• **PROBLEM TO WORK ON**
Return each of the rows below verbatim, leaving out the pictures.

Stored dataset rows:
——
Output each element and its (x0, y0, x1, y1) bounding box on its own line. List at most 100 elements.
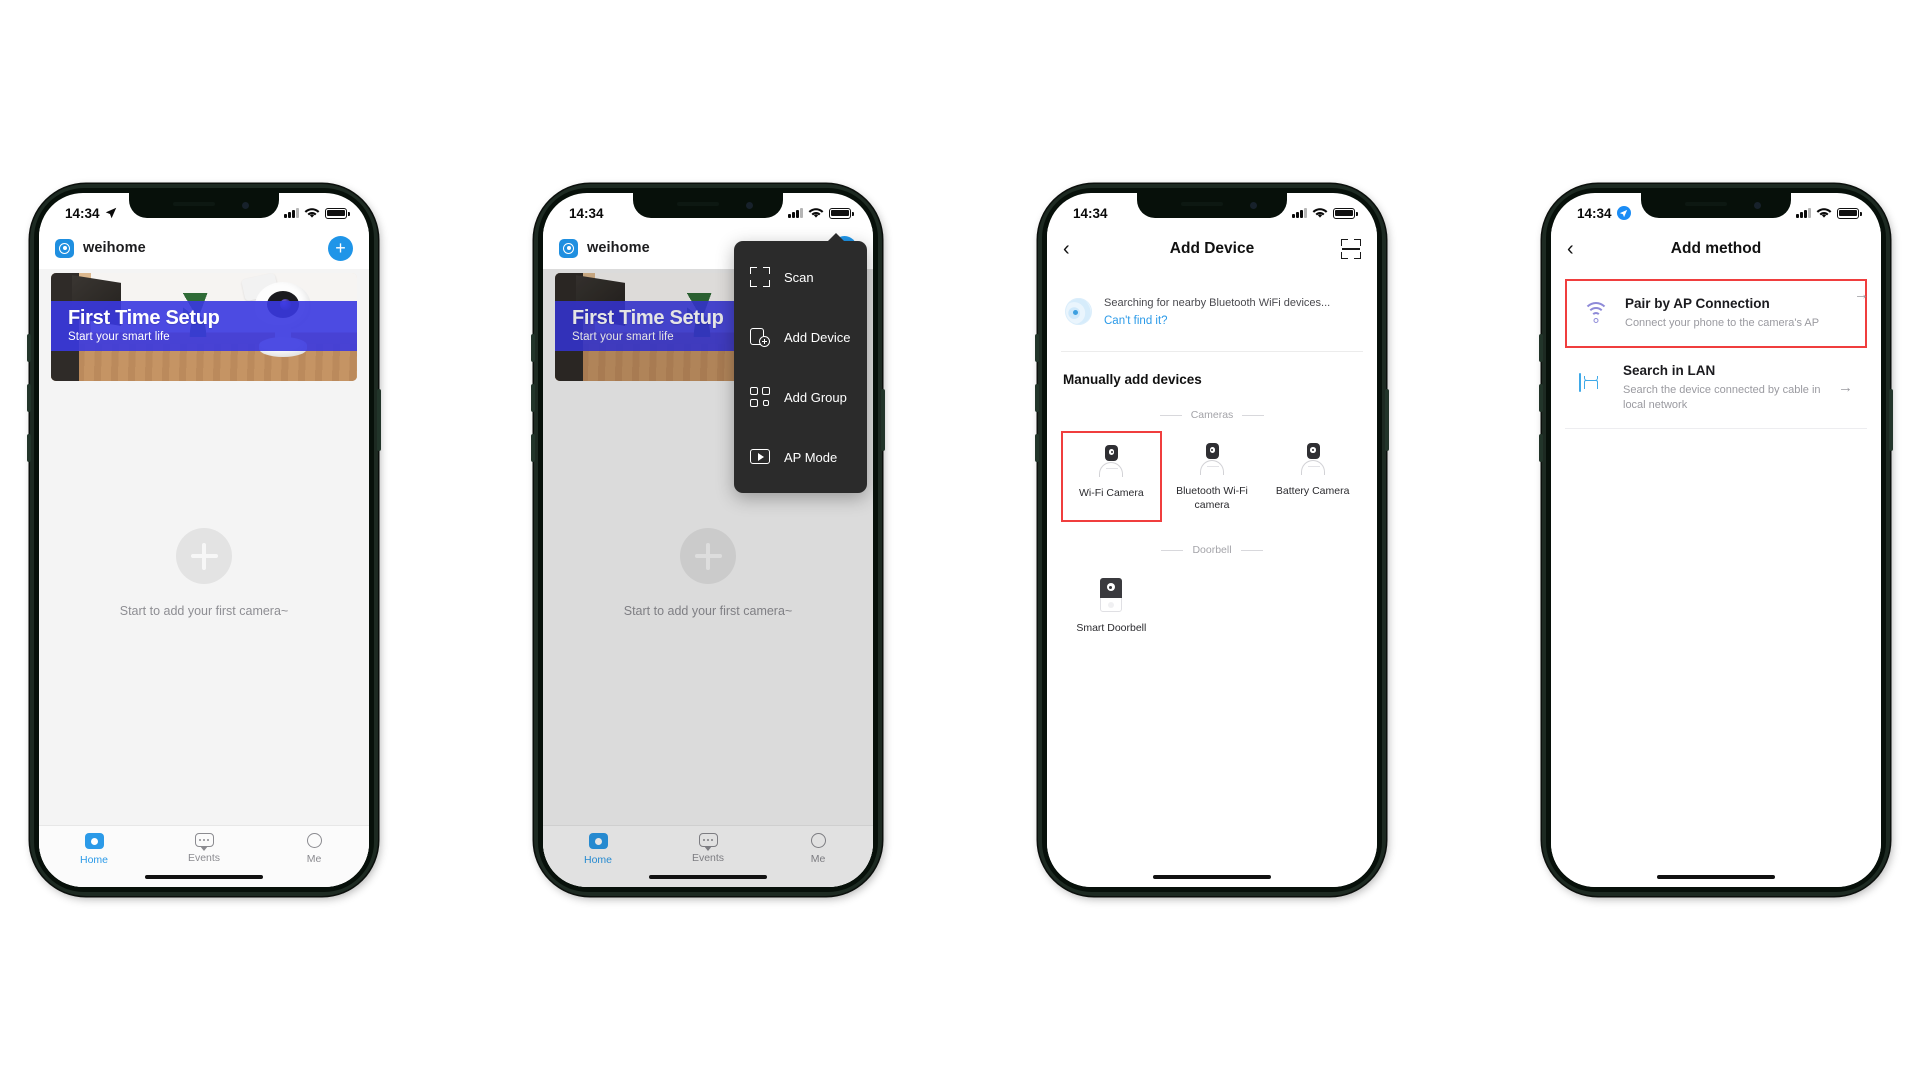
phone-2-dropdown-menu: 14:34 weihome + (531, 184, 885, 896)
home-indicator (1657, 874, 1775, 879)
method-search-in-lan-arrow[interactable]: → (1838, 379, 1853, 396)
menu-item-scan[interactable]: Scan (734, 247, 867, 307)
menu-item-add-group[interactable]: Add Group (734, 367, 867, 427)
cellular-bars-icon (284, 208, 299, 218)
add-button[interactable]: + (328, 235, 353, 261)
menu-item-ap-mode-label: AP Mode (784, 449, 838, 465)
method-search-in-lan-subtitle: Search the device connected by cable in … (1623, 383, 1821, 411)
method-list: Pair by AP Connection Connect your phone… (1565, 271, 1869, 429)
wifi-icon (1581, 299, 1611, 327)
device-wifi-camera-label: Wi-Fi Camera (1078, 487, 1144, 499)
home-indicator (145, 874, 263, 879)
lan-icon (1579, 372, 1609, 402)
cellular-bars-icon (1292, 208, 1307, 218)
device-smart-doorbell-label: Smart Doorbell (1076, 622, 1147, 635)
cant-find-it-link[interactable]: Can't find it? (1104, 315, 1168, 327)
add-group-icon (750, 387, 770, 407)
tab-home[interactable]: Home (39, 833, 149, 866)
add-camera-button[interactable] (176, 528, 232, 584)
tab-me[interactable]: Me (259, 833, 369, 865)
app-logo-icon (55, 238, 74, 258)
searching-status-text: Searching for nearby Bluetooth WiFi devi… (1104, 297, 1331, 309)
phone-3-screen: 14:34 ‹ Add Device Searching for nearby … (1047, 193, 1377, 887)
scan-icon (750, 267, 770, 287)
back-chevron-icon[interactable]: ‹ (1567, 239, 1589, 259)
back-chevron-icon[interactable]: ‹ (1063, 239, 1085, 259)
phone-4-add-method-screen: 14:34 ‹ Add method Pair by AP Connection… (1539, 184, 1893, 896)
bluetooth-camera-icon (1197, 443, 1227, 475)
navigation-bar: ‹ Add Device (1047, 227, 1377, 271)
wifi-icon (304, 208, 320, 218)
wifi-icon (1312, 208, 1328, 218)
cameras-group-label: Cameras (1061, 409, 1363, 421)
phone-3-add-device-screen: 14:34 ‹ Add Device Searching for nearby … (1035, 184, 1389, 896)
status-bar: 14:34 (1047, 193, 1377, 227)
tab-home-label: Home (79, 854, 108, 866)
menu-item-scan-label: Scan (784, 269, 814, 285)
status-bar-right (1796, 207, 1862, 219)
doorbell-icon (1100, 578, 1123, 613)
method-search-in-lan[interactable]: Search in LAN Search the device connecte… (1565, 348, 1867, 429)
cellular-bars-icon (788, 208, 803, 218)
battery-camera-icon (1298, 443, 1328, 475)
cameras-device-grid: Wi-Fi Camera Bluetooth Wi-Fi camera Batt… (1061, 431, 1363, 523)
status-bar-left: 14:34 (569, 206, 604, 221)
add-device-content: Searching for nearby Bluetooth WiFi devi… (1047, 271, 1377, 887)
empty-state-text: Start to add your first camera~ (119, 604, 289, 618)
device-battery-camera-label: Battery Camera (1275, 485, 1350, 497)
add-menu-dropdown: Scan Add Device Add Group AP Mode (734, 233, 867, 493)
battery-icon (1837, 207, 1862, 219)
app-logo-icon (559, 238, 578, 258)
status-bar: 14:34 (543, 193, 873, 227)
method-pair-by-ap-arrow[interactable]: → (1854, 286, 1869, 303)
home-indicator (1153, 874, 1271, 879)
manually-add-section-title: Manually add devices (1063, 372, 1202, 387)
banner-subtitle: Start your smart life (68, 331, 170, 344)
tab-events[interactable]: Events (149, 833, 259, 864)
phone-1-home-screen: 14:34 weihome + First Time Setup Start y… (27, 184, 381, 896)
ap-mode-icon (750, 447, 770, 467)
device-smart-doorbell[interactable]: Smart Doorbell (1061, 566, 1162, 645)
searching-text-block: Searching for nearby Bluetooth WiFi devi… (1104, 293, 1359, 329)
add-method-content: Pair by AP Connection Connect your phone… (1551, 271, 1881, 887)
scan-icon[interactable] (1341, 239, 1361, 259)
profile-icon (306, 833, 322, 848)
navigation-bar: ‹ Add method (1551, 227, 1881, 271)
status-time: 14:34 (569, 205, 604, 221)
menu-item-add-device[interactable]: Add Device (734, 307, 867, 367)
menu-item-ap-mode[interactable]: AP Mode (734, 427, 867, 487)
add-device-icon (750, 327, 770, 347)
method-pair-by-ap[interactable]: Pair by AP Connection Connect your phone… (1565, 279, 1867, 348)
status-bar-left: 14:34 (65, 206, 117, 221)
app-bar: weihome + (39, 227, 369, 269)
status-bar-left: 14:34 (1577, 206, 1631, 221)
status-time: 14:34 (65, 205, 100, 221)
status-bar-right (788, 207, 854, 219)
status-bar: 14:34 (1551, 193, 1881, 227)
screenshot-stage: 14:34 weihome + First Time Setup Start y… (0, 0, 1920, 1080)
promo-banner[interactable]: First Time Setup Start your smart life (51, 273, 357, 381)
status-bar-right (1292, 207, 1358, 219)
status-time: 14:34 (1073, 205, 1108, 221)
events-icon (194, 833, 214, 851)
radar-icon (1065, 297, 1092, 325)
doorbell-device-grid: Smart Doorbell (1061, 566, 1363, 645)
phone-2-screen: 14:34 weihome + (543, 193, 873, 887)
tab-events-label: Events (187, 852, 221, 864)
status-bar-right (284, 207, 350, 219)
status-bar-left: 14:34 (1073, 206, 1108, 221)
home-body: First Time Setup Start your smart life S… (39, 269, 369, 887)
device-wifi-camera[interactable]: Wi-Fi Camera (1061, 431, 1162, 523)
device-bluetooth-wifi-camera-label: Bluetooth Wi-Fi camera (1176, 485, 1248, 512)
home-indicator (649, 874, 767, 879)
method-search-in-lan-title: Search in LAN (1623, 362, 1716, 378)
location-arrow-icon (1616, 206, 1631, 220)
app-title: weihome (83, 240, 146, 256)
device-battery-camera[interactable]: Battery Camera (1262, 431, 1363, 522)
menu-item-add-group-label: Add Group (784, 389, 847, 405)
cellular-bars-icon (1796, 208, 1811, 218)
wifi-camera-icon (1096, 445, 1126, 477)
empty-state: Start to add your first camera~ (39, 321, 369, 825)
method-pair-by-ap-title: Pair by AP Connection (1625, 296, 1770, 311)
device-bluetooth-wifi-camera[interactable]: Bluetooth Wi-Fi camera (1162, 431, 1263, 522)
——
• **OUTPUT FOR THIS TASK**
Output each element and its (x0, y0, x1, y1) bounding box on its own line. List at most 100 elements.
phone-2-dropdown-menu: 14:34 weihome + (531, 184, 885, 896)
home-indicator (1657, 874, 1775, 879)
method-search-in-lan-arrow[interactable]: → (1838, 379, 1853, 396)
menu-item-scan[interactable]: Scan (734, 247, 867, 307)
menu-item-add-group[interactable]: Add Group (734, 367, 867, 427)
cellular-bars-icon (284, 208, 299, 218)
add-button[interactable]: + (328, 235, 353, 261)
menu-item-ap-mode-label: AP Mode (784, 449, 838, 465)
method-search-in-lan-subtitle: Search the device connected by cable in … (1623, 383, 1821, 411)
method-list: Pair by AP Connection Connect your phone… (1565, 271, 1869, 429)
wifi-icon (1581, 299, 1611, 327)
device-wifi-camera-label: Wi-Fi Camera (1078, 487, 1144, 499)
home-indicator (145, 874, 263, 879)
lan-icon (1579, 372, 1609, 402)
cellular-bars-icon (1292, 208, 1307, 218)
device-smart-doorbell-label: Smart Doorbell (1076, 622, 1147, 635)
cant-find-it-link[interactable]: Can't find it? (1104, 315, 1168, 327)
add-group-icon (750, 387, 770, 407)
tab-home[interactable]: Home (39, 833, 149, 866)
add-camera-button[interactable] (176, 528, 232, 584)
tab-me[interactable]: Me (259, 833, 369, 865)
app-logo-icon (55, 238, 74, 258)
searching-status-text: Searching for nearby Bluetooth WiFi devi… (1104, 297, 1331, 309)
phone-3-screen: 14:34 ‹ Add Device Searching for nearby … (1047, 193, 1377, 887)
scan-icon (750, 267, 770, 287)
back-chevron-icon[interactable]: ‹ (1567, 239, 1589, 259)
back-chevron-icon[interactable]: ‹ (1063, 239, 1085, 259)
phone-4-add-method-screen: 14:34 ‹ Add method Pair by AP Connection… (1539, 184, 1893, 896)
bluetooth-camera-icon (1197, 443, 1227, 475)
navigation-bar: ‹ Add Device (1047, 227, 1377, 271)
wifi-icon (304, 208, 320, 218)
wifi-icon (1312, 208, 1328, 218)
cameras-group-label: Cameras (1061, 409, 1363, 421)
phone-3-add-device-screen: 14:34 ‹ Add Device Searching for nearby … (1035, 184, 1389, 896)
status-bar: 14:34 (1047, 193, 1377, 227)
tab-home-label: Home (79, 854, 108, 866)
menu-item-scan-label: Scan (784, 269, 814, 285)
status-bar-right (1796, 207, 1862, 219)
doorbell-icon (1100, 578, 1123, 613)
method-search-in-lan[interactable]: Search in LAN Search the device connecte… (1565, 348, 1867, 429)
cellular-bars-icon (788, 208, 803, 218)
battery-camera-icon (1298, 443, 1328, 475)
cameras-device-grid: Wi-Fi Camera Bluetooth Wi-Fi camera Batt… (1061, 431, 1363, 523)
status-bar-left: 14:34 (569, 206, 604, 221)
add-device-content: Searching for nearby Bluetooth WiFi devi… (1047, 271, 1377, 887)
empty-state-text: Start to add your first camera~ (119, 604, 289, 618)
device-battery-camera-label: Battery Camera (1275, 485, 1350, 497)
add-menu-dropdown: Scan Add Device Add Group AP Mode (734, 233, 867, 493)
battery-icon (1837, 207, 1862, 219)
app-logo-icon (559, 238, 578, 258)
status-bar: 14:34 (543, 193, 873, 227)
method-pair-by-ap-arrow[interactable]: → (1854, 286, 1869, 303)
home-indicator (1153, 874, 1271, 879)
manually-add-section-title: Manually add devices (1063, 372, 1202, 387)
banner-subtitle: Start your smart life (68, 331, 170, 344)
tab-events[interactable]: Events (149, 833, 259, 864)
phone-1-home-screen: 14:34 weihome + First Time Setup Start y… (27, 184, 381, 896)
ap-mode-icon (750, 447, 770, 467)
device-smart-doorbell[interactable]: Smart Doorbell (1061, 566, 1162, 645)
searching-text-block: Searching for nearby Bluetooth WiFi devi… (1104, 293, 1359, 329)
add-method-content: Pair by AP Connection Connect your phone… (1551, 271, 1881, 887)
scan-icon[interactable] (1341, 239, 1361, 259)
profile-icon (306, 833, 322, 848)
navigation-bar: ‹ Add method (1551, 227, 1881, 271)
status-time: 14:34 (569, 205, 604, 221)
menu-item-add-device[interactable]: Add Device (734, 307, 867, 367)
menu-item-ap-mode[interactable]: AP Mode (734, 427, 867, 487)
add-device-icon (750, 327, 770, 347)
method-pair-by-ap[interactable]: Pair by AP Connection Connect your phone… (1565, 279, 1867, 348)
status-bar-left: 14:34 (65, 206, 117, 221)
app-bar: weihome + (39, 227, 369, 269)
status-bar-left: 14:34 (1577, 206, 1631, 221)
status-time: 14:34 (65, 205, 100, 221)
status-bar-right (788, 207, 854, 219)
status-bar: 14:34 (1551, 193, 1881, 227)
screenshot-stage: 14:34 weihome + First Time Setup Start y… (0, 0, 1920, 1080)
promo-banner[interactable]: First Time Setup Start your smart life (51, 273, 357, 381)
status-bar-right (1292, 207, 1358, 219)
status-time: 14:34 (1073, 205, 1108, 221)
events-icon (194, 833, 214, 851)
radar-icon (1065, 297, 1092, 325)
doorbell-device-grid: Smart Doorbell (1061, 566, 1363, 645)
phone-2-screen: 14:34 weihome + (543, 193, 873, 887)
tab-events-label: Events (187, 852, 221, 864)
status-bar-right (284, 207, 350, 219)
status-bar-left: 14:34 (1073, 206, 1108, 221)
home-body: First Time Setup Start your smart life S… (39, 269, 369, 887)
device-wifi-camera[interactable]: Wi-Fi Camera (1061, 431, 1162, 523)
device-bluetooth-wifi-camera-label: Bluetooth Wi-Fi camera (1176, 485, 1248, 512)
home-indicator (649, 874, 767, 879)
method-search-in-lan-title: Search in LAN (1623, 362, 1716, 378)
location-arrow-icon (1616, 206, 1631, 220)
app-title: weihome (83, 240, 146, 256)
device-battery-camera[interactable]: Battery Camera (1262, 431, 1363, 522)
menu-item-add-group-label: Add Group (784, 389, 847, 405)
cellular-bars-icon (1796, 208, 1811, 218)
wifi-camera-icon (1096, 445, 1126, 477)
empty-state: Start to add your first camera~ (39, 321, 369, 825)
method-pair-by-ap-title: Pair by AP Connection (1625, 296, 1770, 311)
device-bluetooth-wifi-camera[interactable]: Bluetooth Wi-Fi camera (1162, 431, 1263, 522)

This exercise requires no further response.